# Source records
•••

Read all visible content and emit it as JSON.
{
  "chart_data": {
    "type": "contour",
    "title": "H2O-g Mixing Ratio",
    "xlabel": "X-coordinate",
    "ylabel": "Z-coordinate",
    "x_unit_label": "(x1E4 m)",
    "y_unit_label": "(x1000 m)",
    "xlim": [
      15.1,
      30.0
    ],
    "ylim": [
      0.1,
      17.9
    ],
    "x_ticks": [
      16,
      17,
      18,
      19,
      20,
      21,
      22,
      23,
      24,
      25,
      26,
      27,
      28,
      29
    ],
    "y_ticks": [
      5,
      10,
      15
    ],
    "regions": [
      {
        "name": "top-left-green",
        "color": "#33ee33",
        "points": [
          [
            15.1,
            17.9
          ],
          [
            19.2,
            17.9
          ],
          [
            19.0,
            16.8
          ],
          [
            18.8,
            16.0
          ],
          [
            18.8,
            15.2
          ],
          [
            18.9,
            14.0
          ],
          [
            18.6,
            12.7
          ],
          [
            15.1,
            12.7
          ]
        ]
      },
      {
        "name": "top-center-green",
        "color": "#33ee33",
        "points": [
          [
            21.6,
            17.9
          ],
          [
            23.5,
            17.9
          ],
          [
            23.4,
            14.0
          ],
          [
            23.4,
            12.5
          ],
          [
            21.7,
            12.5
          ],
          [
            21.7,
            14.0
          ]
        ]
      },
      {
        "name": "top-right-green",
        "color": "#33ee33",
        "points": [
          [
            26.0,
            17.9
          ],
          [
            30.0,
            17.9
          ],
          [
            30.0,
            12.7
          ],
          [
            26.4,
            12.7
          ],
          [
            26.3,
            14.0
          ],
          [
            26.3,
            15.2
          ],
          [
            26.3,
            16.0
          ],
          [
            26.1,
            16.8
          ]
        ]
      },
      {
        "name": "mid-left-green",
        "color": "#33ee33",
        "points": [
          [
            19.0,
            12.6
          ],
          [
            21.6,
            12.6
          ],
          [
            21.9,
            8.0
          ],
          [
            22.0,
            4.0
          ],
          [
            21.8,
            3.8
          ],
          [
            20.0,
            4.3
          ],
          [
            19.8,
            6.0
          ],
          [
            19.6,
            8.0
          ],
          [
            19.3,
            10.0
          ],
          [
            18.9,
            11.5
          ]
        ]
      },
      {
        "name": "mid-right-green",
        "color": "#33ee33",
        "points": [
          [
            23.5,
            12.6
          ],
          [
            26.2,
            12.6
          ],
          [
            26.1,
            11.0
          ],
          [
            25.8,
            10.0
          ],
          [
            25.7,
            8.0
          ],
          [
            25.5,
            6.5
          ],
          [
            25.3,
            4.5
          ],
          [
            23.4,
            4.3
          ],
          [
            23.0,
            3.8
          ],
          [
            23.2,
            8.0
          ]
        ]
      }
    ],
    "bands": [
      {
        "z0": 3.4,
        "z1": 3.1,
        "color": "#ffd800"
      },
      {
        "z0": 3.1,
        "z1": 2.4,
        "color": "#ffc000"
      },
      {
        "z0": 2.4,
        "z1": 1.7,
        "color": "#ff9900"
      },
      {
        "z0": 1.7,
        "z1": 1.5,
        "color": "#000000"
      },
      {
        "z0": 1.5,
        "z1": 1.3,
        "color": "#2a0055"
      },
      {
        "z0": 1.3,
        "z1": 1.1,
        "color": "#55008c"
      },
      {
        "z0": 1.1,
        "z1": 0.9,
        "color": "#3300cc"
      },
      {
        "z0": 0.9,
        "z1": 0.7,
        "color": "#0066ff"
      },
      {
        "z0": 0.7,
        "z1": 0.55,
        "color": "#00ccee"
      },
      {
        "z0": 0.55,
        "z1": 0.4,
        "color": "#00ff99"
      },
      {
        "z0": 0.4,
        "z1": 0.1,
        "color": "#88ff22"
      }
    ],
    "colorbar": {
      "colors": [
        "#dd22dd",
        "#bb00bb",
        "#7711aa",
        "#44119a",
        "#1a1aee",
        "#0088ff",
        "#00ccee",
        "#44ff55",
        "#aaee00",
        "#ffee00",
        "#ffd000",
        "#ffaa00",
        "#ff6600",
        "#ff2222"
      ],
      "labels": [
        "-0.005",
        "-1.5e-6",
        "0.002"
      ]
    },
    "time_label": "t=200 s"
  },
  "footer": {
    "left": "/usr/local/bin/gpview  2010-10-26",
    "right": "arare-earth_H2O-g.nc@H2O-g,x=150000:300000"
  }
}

•••

# EXERCISE BRIEF
Find the word "coordinate" and list each line it appears in.

# WRITTEN RESPONSE
    "xlabel": "X-coordinate",
    "ylabel": "Z-coordinate",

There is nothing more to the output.